GIVEN INSTRUCTION: Only lines holding the word "Residuals" should be copied from the material.

EXERCISE DATA:
=-=-=

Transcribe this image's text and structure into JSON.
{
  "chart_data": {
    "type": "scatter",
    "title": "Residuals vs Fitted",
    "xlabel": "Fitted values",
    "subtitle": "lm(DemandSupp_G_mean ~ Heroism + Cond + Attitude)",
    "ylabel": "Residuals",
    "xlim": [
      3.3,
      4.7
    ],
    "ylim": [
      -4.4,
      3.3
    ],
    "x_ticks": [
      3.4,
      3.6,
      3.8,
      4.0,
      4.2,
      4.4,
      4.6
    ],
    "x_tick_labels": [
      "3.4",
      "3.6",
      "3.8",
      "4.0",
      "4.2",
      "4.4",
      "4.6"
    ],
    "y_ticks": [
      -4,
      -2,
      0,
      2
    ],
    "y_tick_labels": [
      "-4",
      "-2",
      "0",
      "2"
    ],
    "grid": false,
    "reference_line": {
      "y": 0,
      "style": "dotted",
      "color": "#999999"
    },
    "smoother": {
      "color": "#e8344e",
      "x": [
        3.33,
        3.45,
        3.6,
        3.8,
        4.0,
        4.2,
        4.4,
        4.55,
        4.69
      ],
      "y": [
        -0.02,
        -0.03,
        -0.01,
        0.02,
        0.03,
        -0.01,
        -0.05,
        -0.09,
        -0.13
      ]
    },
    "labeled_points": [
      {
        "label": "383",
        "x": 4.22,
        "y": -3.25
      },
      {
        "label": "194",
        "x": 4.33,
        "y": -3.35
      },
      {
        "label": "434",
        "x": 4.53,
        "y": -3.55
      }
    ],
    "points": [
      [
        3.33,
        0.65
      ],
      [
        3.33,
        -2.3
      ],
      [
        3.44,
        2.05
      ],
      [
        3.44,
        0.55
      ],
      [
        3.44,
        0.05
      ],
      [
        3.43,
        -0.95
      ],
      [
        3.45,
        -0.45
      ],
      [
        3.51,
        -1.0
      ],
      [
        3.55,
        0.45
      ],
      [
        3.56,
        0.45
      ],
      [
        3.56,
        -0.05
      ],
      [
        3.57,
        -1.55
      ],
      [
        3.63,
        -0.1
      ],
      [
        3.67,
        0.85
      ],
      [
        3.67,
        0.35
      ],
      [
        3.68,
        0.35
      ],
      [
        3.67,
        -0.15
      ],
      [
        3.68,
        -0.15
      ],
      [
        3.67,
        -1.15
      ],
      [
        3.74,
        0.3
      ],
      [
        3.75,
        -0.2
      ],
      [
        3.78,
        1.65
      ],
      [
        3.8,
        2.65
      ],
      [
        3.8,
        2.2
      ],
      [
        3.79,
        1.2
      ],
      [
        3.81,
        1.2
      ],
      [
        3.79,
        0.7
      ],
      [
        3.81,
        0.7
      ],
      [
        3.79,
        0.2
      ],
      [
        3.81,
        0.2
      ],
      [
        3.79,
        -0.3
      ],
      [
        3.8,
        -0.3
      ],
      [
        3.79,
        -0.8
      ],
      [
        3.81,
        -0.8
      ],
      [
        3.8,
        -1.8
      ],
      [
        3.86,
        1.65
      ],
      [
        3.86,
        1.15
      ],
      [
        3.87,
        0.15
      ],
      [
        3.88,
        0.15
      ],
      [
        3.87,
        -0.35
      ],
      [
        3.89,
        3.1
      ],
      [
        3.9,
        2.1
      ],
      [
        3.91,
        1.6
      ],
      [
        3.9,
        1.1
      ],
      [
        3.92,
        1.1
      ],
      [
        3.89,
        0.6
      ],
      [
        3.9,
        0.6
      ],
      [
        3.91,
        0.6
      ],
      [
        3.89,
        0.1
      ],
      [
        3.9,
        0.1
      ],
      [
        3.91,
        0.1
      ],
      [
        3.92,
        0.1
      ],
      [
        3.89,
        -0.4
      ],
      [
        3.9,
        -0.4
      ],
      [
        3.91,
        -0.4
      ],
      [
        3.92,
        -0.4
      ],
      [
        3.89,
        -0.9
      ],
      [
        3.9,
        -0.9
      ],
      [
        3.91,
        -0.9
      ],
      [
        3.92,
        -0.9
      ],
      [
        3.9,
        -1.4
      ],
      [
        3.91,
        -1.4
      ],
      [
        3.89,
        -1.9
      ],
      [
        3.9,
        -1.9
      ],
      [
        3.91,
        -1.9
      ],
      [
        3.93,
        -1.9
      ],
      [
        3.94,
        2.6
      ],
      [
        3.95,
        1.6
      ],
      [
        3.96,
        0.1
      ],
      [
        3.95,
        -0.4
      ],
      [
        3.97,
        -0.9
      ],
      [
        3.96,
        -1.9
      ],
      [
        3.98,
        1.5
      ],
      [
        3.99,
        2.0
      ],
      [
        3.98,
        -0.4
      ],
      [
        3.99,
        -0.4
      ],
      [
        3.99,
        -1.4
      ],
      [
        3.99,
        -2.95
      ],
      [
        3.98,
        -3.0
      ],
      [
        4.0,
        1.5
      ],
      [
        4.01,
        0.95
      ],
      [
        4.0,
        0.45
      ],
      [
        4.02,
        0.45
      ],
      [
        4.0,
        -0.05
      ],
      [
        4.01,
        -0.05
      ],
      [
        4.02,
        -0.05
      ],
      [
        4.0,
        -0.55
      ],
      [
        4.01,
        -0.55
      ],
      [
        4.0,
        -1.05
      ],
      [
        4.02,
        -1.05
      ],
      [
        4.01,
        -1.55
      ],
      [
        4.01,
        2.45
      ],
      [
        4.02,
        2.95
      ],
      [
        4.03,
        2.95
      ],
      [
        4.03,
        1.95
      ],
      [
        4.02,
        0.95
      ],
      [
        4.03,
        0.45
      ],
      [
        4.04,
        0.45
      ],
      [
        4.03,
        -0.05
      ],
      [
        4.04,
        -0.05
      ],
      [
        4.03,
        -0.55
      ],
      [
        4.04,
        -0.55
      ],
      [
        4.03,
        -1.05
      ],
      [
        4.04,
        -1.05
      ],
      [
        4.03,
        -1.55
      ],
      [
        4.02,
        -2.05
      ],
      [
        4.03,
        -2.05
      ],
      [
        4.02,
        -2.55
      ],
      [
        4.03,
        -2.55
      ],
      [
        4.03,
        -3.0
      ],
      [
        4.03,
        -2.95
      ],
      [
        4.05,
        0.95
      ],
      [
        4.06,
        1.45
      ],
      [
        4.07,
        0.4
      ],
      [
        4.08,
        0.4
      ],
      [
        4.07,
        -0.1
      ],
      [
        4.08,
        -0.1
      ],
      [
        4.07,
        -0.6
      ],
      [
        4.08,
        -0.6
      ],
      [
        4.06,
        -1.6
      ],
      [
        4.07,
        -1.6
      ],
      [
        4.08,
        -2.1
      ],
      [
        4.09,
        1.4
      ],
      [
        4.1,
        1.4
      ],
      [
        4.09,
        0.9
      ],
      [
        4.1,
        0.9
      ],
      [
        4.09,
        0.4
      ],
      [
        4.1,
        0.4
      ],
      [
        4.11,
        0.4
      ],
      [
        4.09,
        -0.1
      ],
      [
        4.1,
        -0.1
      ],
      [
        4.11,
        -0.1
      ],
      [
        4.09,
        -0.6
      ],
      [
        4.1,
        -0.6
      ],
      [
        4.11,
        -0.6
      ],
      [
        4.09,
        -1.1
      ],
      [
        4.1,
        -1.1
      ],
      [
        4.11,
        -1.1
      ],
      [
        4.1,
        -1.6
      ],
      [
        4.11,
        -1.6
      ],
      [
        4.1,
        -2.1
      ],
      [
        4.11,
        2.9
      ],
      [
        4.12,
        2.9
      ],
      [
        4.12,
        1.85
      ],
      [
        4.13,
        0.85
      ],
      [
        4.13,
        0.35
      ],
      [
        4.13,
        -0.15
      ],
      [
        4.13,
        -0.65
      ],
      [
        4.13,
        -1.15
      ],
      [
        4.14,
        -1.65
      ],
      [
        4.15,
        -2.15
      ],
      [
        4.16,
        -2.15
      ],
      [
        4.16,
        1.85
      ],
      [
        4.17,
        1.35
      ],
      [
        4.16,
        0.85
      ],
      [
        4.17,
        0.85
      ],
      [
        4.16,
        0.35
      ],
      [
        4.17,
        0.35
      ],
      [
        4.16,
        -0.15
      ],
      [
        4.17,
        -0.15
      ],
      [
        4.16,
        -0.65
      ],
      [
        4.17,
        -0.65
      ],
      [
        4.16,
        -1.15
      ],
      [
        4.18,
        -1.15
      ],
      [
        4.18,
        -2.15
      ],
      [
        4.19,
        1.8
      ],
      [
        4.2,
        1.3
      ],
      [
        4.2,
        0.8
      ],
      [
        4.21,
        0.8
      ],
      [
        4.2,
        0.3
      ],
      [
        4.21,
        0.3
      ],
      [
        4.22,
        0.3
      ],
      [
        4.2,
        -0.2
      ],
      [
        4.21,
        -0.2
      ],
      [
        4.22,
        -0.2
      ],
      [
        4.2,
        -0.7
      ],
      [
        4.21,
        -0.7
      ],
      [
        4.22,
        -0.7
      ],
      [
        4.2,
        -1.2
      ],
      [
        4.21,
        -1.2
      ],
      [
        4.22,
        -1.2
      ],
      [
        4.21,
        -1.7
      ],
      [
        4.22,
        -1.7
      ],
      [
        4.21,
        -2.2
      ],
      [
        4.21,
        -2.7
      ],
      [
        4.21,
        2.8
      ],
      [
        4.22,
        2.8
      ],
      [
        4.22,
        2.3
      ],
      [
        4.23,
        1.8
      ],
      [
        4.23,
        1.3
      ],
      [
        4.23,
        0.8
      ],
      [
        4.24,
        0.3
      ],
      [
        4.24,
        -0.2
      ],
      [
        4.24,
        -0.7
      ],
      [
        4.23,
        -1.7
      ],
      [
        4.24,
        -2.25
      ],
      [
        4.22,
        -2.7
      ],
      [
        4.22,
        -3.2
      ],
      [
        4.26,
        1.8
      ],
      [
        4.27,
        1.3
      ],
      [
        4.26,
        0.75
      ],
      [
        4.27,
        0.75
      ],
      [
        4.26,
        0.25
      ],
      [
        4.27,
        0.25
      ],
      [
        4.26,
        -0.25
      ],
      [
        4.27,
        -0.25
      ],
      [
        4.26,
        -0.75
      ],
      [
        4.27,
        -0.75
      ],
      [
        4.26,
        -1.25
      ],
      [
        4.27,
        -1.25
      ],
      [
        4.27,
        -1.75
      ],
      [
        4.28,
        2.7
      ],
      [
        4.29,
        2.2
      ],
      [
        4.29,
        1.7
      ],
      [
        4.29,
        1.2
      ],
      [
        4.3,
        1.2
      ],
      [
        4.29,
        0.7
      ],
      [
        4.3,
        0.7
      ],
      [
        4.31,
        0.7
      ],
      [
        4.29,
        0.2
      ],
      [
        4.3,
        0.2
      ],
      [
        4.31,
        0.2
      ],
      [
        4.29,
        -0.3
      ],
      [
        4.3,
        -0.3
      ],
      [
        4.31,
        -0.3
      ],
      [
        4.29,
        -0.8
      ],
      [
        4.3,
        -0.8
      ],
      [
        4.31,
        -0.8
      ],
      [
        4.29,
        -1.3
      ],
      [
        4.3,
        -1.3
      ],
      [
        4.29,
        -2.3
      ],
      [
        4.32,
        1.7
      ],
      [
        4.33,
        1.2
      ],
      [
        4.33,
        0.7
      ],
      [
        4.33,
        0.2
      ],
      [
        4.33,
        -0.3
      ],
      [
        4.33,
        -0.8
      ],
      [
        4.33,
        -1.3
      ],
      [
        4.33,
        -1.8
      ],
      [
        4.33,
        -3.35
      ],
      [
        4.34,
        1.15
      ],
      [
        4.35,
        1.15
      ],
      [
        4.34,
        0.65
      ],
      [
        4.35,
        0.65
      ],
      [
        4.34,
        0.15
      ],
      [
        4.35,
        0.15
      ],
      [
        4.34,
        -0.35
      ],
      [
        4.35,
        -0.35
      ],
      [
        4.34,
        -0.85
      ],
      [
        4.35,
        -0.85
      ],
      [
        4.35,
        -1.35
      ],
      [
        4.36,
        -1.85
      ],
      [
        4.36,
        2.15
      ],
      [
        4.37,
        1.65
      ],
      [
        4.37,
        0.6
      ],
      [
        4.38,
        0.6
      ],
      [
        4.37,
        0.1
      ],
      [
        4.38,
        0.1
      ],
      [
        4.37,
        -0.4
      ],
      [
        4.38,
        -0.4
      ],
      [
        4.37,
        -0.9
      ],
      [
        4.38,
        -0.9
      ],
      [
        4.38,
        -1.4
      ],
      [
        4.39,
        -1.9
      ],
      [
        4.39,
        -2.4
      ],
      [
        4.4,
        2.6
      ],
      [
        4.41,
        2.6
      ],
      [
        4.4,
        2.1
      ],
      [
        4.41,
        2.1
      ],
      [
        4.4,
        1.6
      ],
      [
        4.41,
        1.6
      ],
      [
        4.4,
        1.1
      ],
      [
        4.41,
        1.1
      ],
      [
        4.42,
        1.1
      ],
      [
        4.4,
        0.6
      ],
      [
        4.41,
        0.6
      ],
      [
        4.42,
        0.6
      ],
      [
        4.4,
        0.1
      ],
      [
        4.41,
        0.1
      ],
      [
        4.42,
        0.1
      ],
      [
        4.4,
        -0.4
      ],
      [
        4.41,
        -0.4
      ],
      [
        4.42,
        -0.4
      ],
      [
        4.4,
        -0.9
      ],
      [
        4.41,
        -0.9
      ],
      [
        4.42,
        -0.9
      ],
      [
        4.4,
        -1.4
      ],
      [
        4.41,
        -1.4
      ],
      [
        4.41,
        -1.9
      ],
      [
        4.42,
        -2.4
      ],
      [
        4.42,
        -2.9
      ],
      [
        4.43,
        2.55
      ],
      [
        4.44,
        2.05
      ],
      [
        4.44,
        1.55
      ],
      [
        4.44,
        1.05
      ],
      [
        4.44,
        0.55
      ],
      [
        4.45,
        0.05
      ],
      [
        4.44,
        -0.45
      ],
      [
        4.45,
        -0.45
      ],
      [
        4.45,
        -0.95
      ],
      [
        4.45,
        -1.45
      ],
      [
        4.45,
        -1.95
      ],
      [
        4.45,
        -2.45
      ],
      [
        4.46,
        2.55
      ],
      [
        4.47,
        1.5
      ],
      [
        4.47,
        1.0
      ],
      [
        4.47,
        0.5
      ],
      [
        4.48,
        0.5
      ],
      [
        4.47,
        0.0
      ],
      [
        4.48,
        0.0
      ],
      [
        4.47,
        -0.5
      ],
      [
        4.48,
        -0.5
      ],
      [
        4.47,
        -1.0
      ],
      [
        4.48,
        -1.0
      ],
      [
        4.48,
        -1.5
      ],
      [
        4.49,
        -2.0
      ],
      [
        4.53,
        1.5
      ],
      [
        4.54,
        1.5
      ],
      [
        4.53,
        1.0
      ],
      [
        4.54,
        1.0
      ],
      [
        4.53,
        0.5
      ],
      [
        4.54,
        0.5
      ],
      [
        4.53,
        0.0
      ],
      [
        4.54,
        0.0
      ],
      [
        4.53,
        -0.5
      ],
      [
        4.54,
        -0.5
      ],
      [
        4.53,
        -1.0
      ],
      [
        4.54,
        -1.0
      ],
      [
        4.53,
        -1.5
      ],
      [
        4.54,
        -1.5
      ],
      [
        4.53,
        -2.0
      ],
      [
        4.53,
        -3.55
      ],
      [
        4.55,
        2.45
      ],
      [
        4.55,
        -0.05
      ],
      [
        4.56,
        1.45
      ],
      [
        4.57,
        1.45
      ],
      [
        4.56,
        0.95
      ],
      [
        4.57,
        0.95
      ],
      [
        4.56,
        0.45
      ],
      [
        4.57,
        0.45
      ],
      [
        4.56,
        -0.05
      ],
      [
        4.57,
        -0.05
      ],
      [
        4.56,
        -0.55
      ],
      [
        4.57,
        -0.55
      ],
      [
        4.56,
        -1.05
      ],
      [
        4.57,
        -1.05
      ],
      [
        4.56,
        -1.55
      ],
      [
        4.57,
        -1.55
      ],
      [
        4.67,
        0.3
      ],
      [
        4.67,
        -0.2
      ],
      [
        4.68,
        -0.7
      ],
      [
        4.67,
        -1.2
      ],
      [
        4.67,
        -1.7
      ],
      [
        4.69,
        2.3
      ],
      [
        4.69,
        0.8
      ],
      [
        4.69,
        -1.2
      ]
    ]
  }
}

=-=-=

RESPONSE TO THE TASK:
    "title": "Residuals vs Fitted",
    "ylabel": "Residuals",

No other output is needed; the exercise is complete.